DATASET:
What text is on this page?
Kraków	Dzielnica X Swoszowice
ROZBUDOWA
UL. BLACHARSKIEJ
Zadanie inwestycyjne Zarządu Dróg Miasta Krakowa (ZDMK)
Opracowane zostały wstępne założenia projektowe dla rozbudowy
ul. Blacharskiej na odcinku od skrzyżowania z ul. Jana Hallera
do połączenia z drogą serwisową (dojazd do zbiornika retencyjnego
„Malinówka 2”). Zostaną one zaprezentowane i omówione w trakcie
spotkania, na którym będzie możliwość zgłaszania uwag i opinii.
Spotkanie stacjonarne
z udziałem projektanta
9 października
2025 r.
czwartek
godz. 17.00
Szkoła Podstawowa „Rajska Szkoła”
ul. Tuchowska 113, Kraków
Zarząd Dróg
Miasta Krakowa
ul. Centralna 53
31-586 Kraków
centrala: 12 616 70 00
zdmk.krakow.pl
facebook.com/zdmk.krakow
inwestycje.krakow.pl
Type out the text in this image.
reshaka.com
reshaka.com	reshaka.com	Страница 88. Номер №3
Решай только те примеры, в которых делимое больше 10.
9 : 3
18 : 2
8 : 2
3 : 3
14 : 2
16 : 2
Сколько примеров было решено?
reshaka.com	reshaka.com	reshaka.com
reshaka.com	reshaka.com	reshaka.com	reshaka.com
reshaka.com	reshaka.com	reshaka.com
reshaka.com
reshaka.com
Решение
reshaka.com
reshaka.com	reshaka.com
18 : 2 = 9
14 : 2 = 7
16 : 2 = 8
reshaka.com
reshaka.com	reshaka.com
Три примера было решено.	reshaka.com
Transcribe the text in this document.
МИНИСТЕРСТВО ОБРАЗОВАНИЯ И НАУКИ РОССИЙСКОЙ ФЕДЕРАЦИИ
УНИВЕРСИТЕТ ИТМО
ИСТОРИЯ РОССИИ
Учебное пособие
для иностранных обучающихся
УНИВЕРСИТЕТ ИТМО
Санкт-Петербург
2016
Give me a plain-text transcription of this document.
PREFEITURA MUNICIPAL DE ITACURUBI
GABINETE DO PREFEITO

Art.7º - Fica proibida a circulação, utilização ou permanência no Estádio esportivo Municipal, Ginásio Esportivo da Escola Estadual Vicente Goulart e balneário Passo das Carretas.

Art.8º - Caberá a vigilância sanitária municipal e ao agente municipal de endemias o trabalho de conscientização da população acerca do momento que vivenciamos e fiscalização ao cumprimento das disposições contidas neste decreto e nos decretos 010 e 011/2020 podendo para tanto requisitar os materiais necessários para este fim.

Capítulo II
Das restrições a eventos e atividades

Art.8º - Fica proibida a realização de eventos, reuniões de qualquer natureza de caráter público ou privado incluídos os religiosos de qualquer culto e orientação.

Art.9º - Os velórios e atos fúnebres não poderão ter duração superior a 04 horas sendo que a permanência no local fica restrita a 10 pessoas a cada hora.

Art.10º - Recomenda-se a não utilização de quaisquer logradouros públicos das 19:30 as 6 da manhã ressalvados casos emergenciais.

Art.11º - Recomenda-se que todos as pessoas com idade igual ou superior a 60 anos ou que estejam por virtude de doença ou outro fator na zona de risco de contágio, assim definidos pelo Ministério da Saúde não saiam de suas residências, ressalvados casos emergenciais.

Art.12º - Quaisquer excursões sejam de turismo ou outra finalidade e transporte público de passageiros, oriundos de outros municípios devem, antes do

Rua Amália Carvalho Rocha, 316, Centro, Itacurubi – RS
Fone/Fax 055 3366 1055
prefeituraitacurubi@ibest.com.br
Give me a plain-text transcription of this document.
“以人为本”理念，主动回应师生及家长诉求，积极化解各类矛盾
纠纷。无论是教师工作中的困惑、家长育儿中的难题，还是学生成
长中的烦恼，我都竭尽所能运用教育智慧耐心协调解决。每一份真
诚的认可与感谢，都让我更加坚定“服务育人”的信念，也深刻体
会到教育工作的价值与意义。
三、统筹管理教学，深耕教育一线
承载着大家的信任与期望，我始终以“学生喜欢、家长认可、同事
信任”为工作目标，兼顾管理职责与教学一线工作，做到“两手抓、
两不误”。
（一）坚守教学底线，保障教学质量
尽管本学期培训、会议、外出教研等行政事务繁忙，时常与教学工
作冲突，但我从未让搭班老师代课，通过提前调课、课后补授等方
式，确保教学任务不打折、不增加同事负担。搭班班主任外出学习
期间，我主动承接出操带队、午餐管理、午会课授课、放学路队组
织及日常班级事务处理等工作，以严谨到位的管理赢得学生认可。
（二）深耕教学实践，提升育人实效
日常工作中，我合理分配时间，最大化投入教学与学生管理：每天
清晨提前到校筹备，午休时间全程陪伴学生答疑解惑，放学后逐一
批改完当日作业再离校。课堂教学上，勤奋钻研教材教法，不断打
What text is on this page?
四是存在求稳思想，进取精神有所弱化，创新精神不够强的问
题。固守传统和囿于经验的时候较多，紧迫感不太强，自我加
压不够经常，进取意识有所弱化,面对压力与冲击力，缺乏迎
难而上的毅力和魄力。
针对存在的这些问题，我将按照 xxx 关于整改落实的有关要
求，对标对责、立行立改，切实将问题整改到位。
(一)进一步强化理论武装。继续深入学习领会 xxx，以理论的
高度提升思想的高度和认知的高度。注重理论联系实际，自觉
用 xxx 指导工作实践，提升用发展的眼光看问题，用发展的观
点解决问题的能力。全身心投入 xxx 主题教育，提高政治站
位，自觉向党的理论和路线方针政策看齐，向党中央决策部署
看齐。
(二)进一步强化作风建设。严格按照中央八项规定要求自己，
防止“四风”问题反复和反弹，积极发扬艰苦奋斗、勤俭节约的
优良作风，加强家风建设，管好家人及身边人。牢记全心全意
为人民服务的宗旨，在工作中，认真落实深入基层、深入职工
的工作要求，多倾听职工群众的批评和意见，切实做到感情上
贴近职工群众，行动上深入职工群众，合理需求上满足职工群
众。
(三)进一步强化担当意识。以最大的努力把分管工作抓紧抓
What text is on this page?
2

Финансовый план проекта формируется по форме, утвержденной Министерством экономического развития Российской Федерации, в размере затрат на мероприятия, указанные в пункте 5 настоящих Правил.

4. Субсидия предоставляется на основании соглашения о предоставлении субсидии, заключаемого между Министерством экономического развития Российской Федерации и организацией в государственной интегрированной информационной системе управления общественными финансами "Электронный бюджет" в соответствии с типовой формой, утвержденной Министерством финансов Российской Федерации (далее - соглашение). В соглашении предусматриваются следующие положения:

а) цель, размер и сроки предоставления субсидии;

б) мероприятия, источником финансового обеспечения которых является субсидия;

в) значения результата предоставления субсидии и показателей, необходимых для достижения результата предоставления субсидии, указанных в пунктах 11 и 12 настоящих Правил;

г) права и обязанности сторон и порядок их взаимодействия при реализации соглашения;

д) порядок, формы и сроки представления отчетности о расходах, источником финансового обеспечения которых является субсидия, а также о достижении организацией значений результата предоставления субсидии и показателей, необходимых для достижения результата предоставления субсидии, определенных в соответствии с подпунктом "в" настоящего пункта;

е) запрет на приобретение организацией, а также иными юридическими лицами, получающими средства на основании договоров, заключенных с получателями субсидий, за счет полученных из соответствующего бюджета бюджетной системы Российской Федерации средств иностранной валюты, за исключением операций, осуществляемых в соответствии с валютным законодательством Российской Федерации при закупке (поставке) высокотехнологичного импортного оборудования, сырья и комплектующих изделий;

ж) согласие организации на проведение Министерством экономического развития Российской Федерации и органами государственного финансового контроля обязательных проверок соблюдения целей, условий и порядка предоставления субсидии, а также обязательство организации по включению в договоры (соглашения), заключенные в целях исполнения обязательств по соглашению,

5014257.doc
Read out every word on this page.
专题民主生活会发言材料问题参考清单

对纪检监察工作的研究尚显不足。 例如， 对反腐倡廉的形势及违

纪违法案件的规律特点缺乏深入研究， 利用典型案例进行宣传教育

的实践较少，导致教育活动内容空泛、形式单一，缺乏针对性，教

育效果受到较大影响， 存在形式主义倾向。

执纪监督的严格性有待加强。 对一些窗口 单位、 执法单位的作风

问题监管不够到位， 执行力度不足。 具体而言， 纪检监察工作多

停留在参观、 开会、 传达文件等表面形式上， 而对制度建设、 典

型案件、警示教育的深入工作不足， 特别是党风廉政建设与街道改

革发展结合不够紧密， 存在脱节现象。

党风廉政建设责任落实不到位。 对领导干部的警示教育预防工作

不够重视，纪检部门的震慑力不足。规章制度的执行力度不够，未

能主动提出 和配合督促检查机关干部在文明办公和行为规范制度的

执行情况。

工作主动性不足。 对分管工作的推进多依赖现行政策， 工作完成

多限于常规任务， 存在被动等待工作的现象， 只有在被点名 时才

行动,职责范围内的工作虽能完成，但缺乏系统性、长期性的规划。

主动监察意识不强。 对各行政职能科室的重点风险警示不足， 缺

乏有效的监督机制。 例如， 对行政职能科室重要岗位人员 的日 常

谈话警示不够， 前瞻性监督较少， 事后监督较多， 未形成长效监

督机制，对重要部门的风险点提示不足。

INSTRUCTION: Pull out each line of the records holding the string "Dróg".

WORKED SOLUTION:
Zadanie inwestycyjne Zarządu Dróg Miasta Krakowa (ZDMK)
Zarząd Dróg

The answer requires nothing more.